Source passage =
+ + +

In September 2009, we removed the newspaper and muslin layers from the weed barrier plots. On 17 and 21 May 2010, once again preceding nest initiation, we applied a layer of polypropylene artificial turf, obtained second-hand from golf courses. Sections of turf averaged ∼5 m2 in size and were generally rectangular in shape. We laid pieces to allow a margin of ∼5 cm of clear soil between each section and anchored them in place with 25.4-cm galvanized steel spikes with 0.95-cm heads, using two nails per square meter of turf. Although weed barrier materials differed between seasons, the overall matrix of covered and uncovered soil did not change.

Common Tern habitat. Common Tern habitat transects were located in areas currently used for nesting by Common Terns, along the edges of grid squares used to conduct nest censuses. Transects were chosen by randomly drawing two grid square numbers per sampling period from among all grid squares on the island containing occupied Common Tern nesting habitat.

Monitoring

Vegetation monitoring. During the 2009 and 2010 Common Tern nesting seasons (May to August), we did not conduct any further treatment of plots, but monitored two indices of treatment success: vegetation regrowth and Common Tern nesting success. We conducted vegetation monitoring during three sampling periods: egg-laying, chick hatch, and fledging. To allow for weather and differences in phenology between the two islands, we chose 7-day sampling periods based on peak egg-laying (28 May to 3 June), hatching (15 to 24 June) and fledging (6 to 15 July) dates recorded in previous years. We did not sample when vegetation was wet or wind speed was excessive (> 15 kmph) because these factors could influence height and cover measurements and nest survival.

We used the point-centered quarter method (Cottam and Curtis 1956) adapted for use in grasslands (Dix 1961) to measure vegetation. Although this method is demonstrably weak in its estimates of species-specific density in clumped grasslands (Risser and Zelder 1968), this method takes less time than other commonly-used vegetation sampling techniques, which is advantageous in disturbance-sensitive seabird nesting colonies (Penfound 1963).

Before entering a plot, we randomly selected two 10-m transects by drawing two numbers between 1 and 18; numbers 1–9 were north-south transects 1 m from the plot edges numbered from west to east, and numbers 10–18 were west-east transects 1 m from the plot edges numbered from north to south. In nesting habitat plots, we restricted our selection to transect numbers known to contain Common Tern nests. Along each transect, 10 sample points were selected at 1-m intervals with the first sample point located 0.5 m inside the plot. We divided the area around each sample point into four quadrants and recorded the species and distance from the sample point to the nearest living vegetation stem in each quadrant. At each sample point, we also estimated percent canopy cover using a quadrat frame (1,250-cm2 rectangular frame with cross-strings at 5-cm intervals) centered on the sample point, recording percent cover by counting the number of squares where the ground was completely obstructed by vegetation (Daubenmire 1959). Average vegetation height was recorded using a Robel pole, a 2-m length of PVC marked by alternating 10-cm bands of dark tape around the white pole (Robel et al. 1970). One observer held the pole in place at the sample point while a second observer stood 4 m away and, looking from the height of a second 1-m tall PVC pole, recorded the lowest visible 5-cm mark.

+ + +

Stored records =
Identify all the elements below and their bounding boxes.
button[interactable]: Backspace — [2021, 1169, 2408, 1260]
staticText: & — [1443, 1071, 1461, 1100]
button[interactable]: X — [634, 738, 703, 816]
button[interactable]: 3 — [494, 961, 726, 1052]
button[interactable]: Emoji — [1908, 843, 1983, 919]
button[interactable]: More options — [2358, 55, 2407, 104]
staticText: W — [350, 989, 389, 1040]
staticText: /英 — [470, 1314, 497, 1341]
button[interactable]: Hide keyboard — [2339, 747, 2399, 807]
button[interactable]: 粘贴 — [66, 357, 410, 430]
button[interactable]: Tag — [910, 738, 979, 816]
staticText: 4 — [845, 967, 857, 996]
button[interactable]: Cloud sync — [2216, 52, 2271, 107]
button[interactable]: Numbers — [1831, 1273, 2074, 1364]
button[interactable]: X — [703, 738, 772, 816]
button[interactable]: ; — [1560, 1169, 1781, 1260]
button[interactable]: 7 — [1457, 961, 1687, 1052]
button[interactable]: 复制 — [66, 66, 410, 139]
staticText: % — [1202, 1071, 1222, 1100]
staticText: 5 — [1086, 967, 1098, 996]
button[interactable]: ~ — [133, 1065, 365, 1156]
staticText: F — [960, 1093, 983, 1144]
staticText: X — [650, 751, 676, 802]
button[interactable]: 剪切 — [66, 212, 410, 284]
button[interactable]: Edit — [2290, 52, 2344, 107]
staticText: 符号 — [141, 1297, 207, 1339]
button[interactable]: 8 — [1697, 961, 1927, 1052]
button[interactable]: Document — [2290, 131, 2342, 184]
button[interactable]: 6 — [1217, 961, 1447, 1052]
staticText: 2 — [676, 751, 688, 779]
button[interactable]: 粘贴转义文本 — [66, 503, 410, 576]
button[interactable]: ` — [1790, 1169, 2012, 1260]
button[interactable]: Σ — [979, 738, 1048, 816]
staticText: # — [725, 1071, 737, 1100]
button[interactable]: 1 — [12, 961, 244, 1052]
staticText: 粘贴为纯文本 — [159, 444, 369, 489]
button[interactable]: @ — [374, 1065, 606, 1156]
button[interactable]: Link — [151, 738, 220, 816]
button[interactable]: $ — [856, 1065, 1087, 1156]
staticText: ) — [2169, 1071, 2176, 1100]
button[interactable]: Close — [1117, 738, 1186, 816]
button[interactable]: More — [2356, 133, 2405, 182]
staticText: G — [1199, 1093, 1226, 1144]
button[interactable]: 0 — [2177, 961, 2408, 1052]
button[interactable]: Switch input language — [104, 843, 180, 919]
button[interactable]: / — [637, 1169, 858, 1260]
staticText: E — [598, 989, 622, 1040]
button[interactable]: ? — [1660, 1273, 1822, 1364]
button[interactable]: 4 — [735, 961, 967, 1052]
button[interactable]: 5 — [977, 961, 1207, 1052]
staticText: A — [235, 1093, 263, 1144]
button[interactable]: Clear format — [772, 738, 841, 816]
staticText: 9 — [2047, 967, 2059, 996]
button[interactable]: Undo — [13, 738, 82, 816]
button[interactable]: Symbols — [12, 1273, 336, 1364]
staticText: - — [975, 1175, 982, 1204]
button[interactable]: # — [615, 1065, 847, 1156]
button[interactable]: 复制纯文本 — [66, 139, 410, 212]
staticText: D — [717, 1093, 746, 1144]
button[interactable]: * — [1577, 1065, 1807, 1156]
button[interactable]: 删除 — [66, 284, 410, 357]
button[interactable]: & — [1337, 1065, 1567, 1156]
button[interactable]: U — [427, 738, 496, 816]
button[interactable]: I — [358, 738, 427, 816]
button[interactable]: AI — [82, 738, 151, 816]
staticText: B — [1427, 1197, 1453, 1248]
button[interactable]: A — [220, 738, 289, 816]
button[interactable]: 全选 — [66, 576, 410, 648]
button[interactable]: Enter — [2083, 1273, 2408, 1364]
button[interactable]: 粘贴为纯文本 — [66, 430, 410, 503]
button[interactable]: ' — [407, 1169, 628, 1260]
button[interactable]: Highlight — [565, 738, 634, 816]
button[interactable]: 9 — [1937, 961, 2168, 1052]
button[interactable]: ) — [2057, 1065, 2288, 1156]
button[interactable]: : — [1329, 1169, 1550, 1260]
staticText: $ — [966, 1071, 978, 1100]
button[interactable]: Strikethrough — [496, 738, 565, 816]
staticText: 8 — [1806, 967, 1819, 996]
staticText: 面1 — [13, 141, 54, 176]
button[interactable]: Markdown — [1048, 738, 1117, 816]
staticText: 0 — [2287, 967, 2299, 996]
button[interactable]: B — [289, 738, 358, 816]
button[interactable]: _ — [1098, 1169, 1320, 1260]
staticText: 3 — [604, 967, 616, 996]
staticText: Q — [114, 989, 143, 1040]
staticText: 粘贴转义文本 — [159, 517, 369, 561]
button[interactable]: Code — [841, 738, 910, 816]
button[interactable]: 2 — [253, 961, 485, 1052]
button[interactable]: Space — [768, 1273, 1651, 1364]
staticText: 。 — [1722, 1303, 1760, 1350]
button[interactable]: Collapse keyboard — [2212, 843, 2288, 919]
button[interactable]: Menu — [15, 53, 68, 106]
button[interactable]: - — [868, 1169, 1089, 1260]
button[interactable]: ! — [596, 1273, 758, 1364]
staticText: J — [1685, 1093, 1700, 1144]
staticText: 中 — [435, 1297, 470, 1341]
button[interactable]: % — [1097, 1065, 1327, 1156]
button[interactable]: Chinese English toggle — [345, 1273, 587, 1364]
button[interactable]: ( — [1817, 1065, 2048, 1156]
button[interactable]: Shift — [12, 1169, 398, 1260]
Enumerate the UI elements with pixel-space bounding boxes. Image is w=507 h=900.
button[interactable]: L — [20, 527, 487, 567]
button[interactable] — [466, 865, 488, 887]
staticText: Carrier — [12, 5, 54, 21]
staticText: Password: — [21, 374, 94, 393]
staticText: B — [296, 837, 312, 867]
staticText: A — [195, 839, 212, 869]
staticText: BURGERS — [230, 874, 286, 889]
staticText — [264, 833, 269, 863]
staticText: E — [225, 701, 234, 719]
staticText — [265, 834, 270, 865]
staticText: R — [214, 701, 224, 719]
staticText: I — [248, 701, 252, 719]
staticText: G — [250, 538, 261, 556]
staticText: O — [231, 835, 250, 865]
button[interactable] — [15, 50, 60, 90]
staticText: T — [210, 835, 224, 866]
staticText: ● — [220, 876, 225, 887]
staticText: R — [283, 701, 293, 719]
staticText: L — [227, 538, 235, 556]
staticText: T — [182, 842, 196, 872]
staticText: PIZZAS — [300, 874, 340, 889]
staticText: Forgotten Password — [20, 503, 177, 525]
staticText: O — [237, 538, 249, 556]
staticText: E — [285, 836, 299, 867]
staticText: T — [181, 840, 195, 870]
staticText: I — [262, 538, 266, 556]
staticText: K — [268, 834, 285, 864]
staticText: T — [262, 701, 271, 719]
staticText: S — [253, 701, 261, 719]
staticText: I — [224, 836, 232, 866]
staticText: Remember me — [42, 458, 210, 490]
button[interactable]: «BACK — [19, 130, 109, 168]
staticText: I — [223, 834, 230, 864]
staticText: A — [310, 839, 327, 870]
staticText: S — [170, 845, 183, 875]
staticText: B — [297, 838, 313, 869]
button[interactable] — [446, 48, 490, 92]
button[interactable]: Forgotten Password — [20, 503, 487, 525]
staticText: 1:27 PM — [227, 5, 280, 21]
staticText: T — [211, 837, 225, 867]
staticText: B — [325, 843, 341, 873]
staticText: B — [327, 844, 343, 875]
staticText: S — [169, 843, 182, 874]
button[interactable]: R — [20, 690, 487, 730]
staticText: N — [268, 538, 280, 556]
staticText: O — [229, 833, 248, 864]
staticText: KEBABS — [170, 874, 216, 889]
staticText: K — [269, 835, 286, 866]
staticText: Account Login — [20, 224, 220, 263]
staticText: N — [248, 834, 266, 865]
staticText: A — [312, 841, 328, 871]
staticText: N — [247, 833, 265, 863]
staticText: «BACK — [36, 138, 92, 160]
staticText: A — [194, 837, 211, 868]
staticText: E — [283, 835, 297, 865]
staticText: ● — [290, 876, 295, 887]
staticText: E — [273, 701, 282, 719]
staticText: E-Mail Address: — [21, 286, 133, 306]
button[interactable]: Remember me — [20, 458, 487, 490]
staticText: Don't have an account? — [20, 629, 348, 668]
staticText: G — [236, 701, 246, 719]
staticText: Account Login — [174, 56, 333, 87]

+ + +

Continue the passage on weed barrier plots and vegetation monitoring in Common Tern nesting habitat, starting after its final sentence.

Answer =
Newcomb (1989) and Brown (1979) were used for all plant identifications. We also collected and pressed samples of plants and sent samples to Cornell University botanists for identification. When we could not immediately identify shoots, we took photos, collected samples where possible and attempted to identify plants as they grew.

Nest monitoring. All plots were monitored for Common Tern nests. We numbered each nest upon encounter and recorded its final clutch size before hatching. We checked nests every 3–4 days until the first hatched egg was encountered, after which we checked nests every other day, banded newly-hatched chicks with U.S. Geological Survey aluminum leg bands and recorded whether chicks banded on previous occasions were present or absent. After chicks became mobile (5 days of age), we also checked for banded chicks from portable blinds situated around plot edges and recorded band numbers using spotting scopes. Chicks that were present at 15 days of age were considered fledged unless they were recovered or found again. Island-wide hatching and fledging success were determined using the same methods from nests in long-term fenced plots (Kress and Hall 2004), representing ∼5–10% of the island-wide populations.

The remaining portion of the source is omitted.